--- begin Dataset content ---

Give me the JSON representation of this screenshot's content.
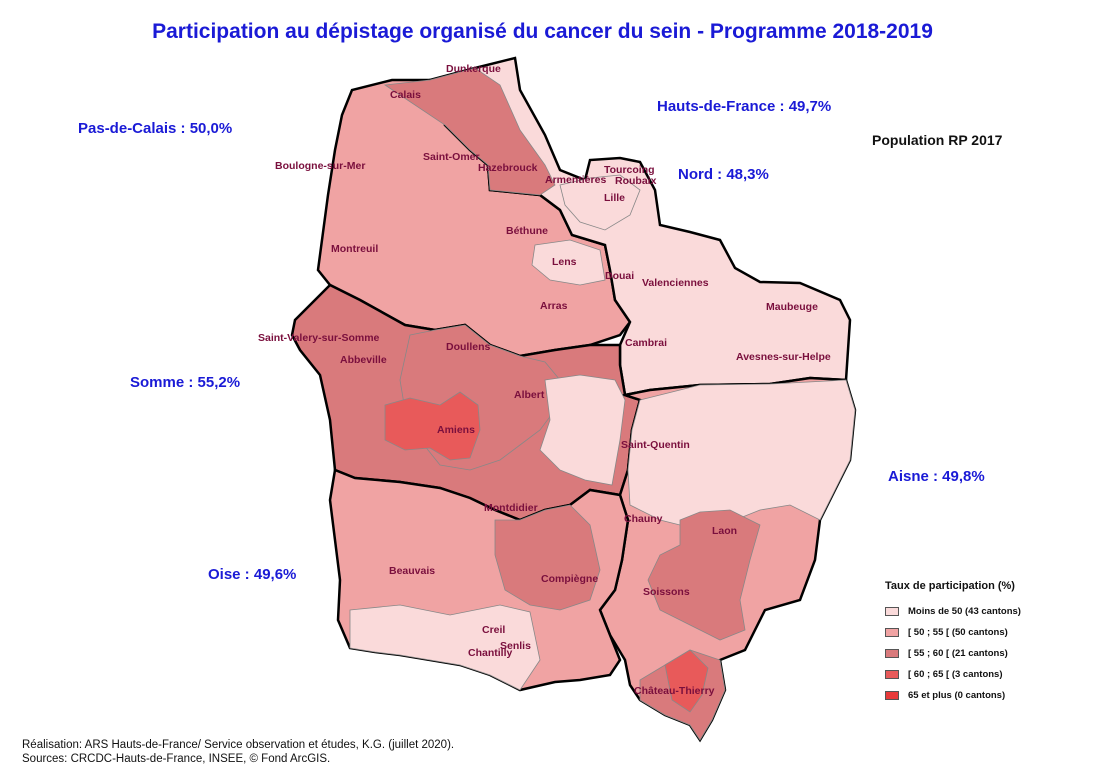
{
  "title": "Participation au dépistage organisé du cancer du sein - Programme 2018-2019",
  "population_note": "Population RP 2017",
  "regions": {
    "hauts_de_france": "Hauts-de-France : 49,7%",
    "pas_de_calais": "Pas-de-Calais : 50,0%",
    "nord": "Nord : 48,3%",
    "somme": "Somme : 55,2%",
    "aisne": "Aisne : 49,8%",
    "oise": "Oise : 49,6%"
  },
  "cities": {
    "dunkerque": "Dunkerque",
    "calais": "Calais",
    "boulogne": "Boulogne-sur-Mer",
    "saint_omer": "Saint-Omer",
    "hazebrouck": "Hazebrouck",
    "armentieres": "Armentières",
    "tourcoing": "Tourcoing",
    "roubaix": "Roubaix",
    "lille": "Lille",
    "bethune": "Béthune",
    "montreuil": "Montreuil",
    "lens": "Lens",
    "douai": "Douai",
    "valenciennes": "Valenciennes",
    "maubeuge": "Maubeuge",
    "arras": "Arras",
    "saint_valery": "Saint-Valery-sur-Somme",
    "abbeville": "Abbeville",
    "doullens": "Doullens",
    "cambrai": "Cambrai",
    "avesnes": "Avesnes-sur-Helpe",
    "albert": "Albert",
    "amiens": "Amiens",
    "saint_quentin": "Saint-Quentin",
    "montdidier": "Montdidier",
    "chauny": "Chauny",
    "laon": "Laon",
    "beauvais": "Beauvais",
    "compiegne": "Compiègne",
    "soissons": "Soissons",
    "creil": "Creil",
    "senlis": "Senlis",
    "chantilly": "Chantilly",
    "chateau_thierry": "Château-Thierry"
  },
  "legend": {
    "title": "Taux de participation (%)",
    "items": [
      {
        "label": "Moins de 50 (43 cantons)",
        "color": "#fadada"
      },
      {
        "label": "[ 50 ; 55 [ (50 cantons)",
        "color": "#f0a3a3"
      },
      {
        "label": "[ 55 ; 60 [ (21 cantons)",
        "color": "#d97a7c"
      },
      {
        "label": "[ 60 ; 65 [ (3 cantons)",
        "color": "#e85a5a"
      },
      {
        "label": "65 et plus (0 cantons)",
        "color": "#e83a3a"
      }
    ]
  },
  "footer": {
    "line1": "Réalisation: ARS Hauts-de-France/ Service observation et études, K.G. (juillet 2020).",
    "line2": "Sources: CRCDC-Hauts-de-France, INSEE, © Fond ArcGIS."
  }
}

--- end Dataset content ---
--- begin Dataset content ---

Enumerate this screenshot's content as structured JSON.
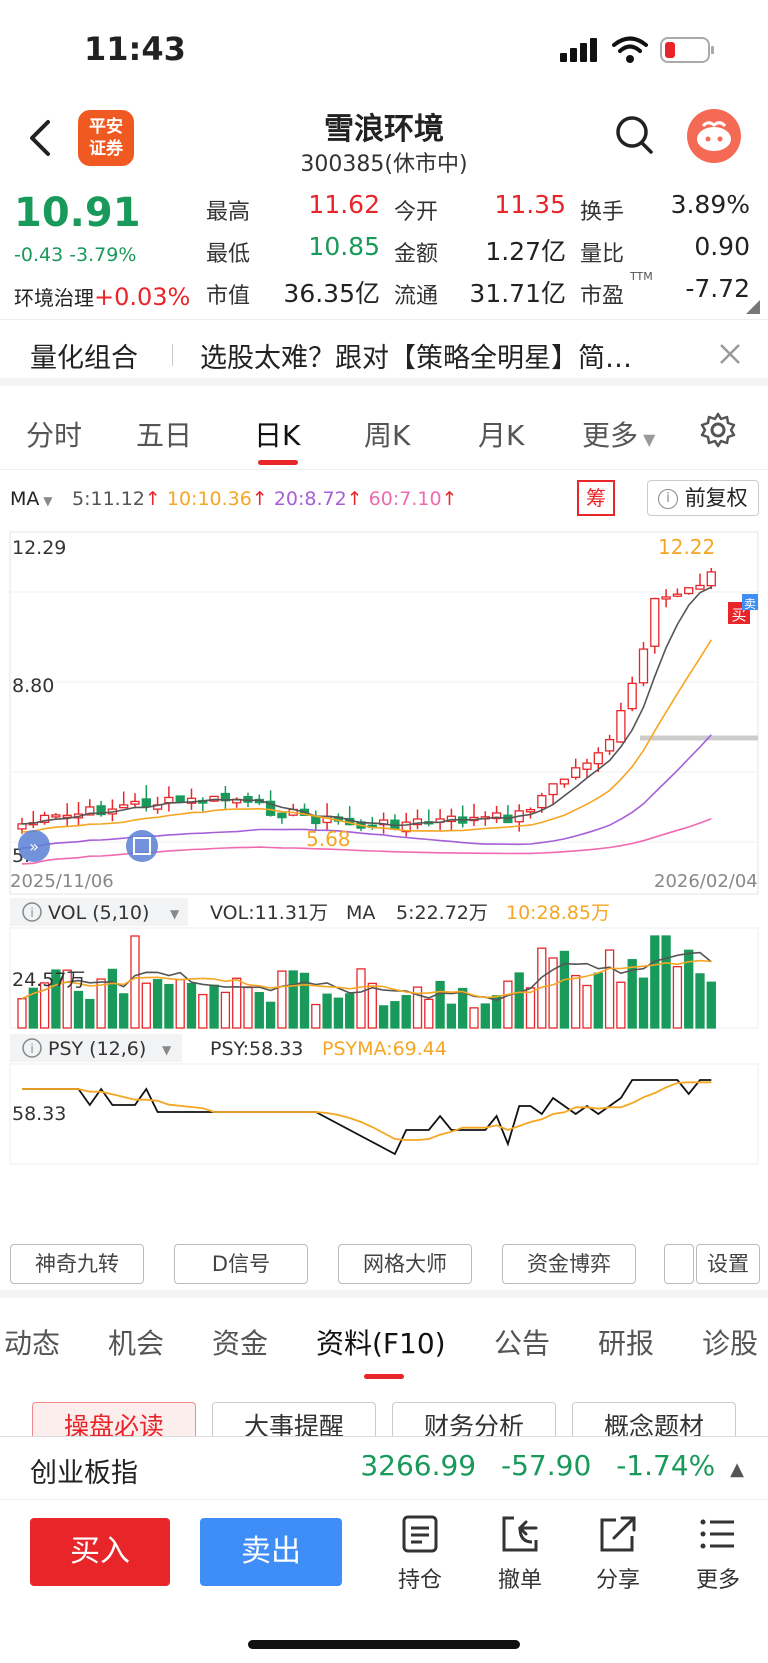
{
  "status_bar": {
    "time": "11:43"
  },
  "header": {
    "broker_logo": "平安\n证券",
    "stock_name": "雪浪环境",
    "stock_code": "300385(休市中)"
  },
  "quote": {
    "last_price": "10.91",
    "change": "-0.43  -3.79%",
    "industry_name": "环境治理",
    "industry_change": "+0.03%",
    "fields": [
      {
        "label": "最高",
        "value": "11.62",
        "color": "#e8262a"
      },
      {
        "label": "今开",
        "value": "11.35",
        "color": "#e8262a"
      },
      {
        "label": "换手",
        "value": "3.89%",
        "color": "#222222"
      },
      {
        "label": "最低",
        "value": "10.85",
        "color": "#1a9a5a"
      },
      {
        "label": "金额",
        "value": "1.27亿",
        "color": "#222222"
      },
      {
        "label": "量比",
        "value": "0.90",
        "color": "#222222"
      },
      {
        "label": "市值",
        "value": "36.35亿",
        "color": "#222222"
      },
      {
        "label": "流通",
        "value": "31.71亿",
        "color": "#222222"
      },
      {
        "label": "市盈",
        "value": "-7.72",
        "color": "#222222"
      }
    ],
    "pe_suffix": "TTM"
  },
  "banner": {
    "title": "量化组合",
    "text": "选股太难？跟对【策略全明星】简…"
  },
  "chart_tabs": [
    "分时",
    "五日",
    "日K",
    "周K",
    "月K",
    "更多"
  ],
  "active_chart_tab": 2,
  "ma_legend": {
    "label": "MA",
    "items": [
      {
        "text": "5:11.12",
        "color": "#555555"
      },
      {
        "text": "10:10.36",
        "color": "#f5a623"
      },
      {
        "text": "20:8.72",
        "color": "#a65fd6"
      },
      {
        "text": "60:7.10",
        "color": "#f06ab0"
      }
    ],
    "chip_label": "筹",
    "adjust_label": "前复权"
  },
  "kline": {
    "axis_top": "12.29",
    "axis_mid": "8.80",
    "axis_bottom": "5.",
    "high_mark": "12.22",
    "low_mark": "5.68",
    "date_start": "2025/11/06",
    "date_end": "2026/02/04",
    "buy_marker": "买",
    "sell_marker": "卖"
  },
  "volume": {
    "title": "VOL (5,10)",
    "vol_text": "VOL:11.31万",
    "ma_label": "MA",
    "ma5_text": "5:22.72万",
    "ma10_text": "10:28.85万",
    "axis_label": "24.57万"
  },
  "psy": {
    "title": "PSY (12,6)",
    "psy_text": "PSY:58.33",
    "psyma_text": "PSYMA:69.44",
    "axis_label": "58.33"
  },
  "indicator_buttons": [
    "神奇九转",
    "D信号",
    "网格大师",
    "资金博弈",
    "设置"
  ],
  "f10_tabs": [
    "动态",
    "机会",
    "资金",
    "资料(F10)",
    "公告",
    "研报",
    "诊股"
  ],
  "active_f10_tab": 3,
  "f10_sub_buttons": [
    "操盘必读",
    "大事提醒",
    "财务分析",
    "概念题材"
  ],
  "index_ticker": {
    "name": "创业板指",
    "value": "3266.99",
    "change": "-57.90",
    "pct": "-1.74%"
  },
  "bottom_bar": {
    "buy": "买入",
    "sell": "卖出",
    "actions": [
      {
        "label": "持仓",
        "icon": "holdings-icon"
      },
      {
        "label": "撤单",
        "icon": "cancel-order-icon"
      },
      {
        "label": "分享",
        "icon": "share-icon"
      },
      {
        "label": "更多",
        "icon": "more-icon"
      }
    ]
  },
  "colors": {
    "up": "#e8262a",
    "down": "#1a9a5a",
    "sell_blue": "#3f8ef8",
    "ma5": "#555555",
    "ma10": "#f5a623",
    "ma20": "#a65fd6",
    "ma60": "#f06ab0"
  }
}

--- end Dataset content ---

* Goal of the exercise *
Look above for lines with the word "Somme" and copy them all.

* Response to this exercise *
    "somme": "Somme : 55,2%",
    "saint_valery": "Saint-Valery-sur-Somme",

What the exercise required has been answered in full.